» **Task brief**:
Quote, without change, all of the lines that follow.

» **Extracted information**:
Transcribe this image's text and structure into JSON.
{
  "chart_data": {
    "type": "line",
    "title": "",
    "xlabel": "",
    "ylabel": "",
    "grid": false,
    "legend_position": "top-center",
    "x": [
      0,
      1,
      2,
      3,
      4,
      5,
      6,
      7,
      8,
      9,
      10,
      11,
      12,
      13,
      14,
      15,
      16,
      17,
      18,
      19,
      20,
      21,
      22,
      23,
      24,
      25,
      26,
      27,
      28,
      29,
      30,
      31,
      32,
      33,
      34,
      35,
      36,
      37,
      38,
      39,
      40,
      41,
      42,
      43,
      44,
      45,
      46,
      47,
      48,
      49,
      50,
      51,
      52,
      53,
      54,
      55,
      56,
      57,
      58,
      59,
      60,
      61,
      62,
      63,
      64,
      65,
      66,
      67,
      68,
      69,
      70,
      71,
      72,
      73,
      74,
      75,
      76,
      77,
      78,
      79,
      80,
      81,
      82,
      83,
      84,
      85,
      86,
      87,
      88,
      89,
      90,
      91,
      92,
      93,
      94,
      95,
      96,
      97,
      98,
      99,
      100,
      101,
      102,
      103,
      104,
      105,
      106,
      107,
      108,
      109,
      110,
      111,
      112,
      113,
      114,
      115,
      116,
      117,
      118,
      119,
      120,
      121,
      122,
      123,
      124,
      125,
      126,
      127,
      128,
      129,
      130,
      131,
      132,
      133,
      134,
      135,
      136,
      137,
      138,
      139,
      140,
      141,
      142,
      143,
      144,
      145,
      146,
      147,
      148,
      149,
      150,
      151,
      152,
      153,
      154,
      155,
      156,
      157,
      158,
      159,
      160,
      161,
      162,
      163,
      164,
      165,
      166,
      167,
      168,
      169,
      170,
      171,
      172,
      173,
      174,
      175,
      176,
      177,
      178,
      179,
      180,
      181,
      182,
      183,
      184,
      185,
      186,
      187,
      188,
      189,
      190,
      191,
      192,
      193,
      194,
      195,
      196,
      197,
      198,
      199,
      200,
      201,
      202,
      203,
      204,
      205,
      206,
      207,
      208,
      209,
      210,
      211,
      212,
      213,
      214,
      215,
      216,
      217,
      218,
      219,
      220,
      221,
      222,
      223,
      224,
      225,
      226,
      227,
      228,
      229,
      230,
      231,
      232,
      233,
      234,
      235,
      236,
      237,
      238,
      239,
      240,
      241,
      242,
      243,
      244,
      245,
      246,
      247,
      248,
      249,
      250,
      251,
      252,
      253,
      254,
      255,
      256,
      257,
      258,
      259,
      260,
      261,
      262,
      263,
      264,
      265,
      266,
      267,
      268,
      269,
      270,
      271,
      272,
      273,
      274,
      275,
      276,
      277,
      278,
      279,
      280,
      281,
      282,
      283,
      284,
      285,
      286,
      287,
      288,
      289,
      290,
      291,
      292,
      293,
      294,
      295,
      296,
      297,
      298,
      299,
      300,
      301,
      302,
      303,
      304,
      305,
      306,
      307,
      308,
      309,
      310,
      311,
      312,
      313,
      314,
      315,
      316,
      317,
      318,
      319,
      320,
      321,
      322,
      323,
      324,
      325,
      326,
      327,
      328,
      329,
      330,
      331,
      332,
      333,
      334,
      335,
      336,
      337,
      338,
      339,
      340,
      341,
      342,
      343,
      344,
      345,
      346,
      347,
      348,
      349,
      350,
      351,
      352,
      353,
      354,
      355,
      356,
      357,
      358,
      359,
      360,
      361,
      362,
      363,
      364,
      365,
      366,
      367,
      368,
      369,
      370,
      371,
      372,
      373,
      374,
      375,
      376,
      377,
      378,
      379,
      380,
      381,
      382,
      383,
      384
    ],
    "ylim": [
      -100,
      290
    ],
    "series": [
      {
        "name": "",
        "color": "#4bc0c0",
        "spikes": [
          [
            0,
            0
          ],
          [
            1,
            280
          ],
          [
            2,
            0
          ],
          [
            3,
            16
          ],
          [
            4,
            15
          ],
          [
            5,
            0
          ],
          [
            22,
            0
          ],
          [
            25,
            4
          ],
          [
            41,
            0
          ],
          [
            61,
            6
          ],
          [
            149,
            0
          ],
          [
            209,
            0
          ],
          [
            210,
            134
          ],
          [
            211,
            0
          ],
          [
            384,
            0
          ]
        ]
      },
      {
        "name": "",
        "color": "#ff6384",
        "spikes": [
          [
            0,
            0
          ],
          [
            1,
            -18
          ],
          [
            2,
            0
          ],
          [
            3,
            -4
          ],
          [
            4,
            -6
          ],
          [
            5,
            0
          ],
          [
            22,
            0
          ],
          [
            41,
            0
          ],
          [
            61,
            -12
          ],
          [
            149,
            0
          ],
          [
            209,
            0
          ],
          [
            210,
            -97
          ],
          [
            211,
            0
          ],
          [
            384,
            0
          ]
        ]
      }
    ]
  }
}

» **Finished exercise**:
Transcribe this image's text and structure into JSON.
{
  "chart_data": {
    "type": "line",
    "title": "",
    "xlabel": "",
    "ylabel": "",
    "grid": false,
    "legend_position": "top-center",
    "x": [
      0,
      1,
      2,
      3,
      4,
      5,
      6,
      7,
      8,
      9,
      10,
      11,
      12,
      13,
      14,
      15,
      16,
      17,
      18,
      19,
      20,
      21,
      22,
      23,
      24,
      25,
      26,
      27,
      28,
      29,
      30,
      31,
      32,
      33,
      34,
      35,
      36,
      37,
      38,
      39,
      40,
      41,
      42,
      43,
      44,
      45,
      46,
      47,
      48,
      49,
      50,
      51,
      52,
      53,
      54,
      55,
      56,
      57,
      58,
      59,
      60,
      61,
      62,
      63,
      64,
      65,
      66,
      67,
      68,
      69,
      70,
      71,
      72,
      73,
      74,
      75,
      76,
      77,
      78,
      79,
      80,
      81,
      82,
      83,
      84,
      85,
      86,
      87,
      88,
      89,
      90,
      91,
      92,
      93,
      94,
      95,
      96,
      97,
      98,
      99,
      100,
      101,
      102,
      103,
      104,
      105,
      106,
      107,
      108,
      109,
      110,
      111,
      112,
      113,
      114,
      115,
      116,
      117,
      118,
      119,
      120,
      121,
      122,
      123,
      124,
      125,
      126,
      127,
      128,
      129,
      130,
      131,
      132,
      133,
      134,
      135,
      136,
      137,
      138,
      139,
      140,
      141,
      142,
      143,
      144,
      145,
      146,
      147,
      148,
      149,
      150,
      151,
      152,
      153,
      154,
      155,
      156,
      157,
      158,
      159,
      160,
      161,
      162,
      163,
      164,
      165,
      166,
      167,
      168,
      169,
      170,
      171,
      172,
      173,
      174,
      175,
      176,
      177,
      178,
      179,
      180,
      181,
      182,
      183,
      184,
      185,
      186,
      187,
      188,
      189,
      190,
      191,
      192,
      193,
      194,
      195,
      196,
      197,
      198,
      199,
      200,
      201,
      202,
      203,
      204,
      205,
      206,
      207,
      208,
      209,
      210,
      211,
      212,
      213,
      214,
      215,
      216,
      217,
      218,
      219,
      220,
      221,
      222,
      223,
      224,
      225,
      226,
      227,
      228,
      229,
      230,
      231,
      232,
      233,
      234,
      235,
      236,
      237,
      238,
      239,
      240,
      241,
      242,
      243,
      244,
      245,
      246,
      247,
      248,
      249,
      250,
      251,
      252,
      253,
      254,
      255,
      256,
      257,
      258,
      259,
      260,
      261,
      262,
      263,
      264,
      265,
      266,
      267,
      268,
      269,
      270,
      271,
      272,
      273,
      274,
      275,
      276,
      277,
      278,
      279,
      280,
      281,
      282,
      283,
      284,
      285,
      286,
      287,
      288,
      289,
      290,
      291,
      292,
      293,
      294,
      295,
      296,
      297,
      298,
      299,
      300,
      301,
      302,
      303,
      304,
      305,
      306,
      307,
      308,
      309,
      310,
      311,
      312,
      313,
      314,
      315,
      316,
      317,
      318,
      319,
      320,
      321,
      322,
      323,
      324,
      325,
      326,
      327,
      328,
      329,
      330,
      331,
      332,
      333,
      334,
      335,
      336,
      337,
      338,
      339,
      340,
      341,
      342,
      343,
      344,
      345,
      346,
      347,
      348,
      349,
      350,
      351,
      352,
      353,
      354,
      355,
      356,
      357,
      358,
      359,
      360,
      361,
      362,
      363,
      364,
      365,
      366,
      367,
      368,
      369,
      370,
      371,
      372,
      373,
      374,
      375,
      376,
      377,
      378,
      379,
      380,
      381,
      382,
      383,
      384
    ],
    "ylim": [
      -100,
      290
    ],
    "series": [
      {
        "name": "",
        "color": "#4bc0c0",
        "spikes": [
          [
            0,
            0
          ],
          [
            1,
            280
          ],
          [
            2,
            0
          ],
          [
            3,
            16
          ],
          [
            4,
            15
          ],
          [
            5,
            0
          ],
          [
            22,
            0
          ],
          [
            25,
            4
          ],
          [
            41,
            0
          ],
          [
            61,
            6
          ],
          [
            149,
            0
          ],
          [
            209,
            0
          ],
          [
            210,
            134
          ],
          [
            211,
            0
          ],
          [
            384,
            0
          ]
        ]
      },
      {
        "name": "",
        "color": "#ff6384",
        "spikes": [
          [
            0,
            0
          ],
          [
            1,
            -18
          ],
          [
            2,
            0
          ],
          [
            3,
            -4
          ],
          [
            4,
            -6
          ],
          [
            5,
            0
          ],
          [
            22,
            0
          ],
          [
            41,
            0
          ],
          [
            61,
            -12
          ],
          [
            149,
            0
          ],
          [
            209,
            0
          ],
          [
            210,
            -97
          ],
          [
            211,
            0
          ],
          [
            384,
            0
          ]
        ]
      }
    ]
  }
}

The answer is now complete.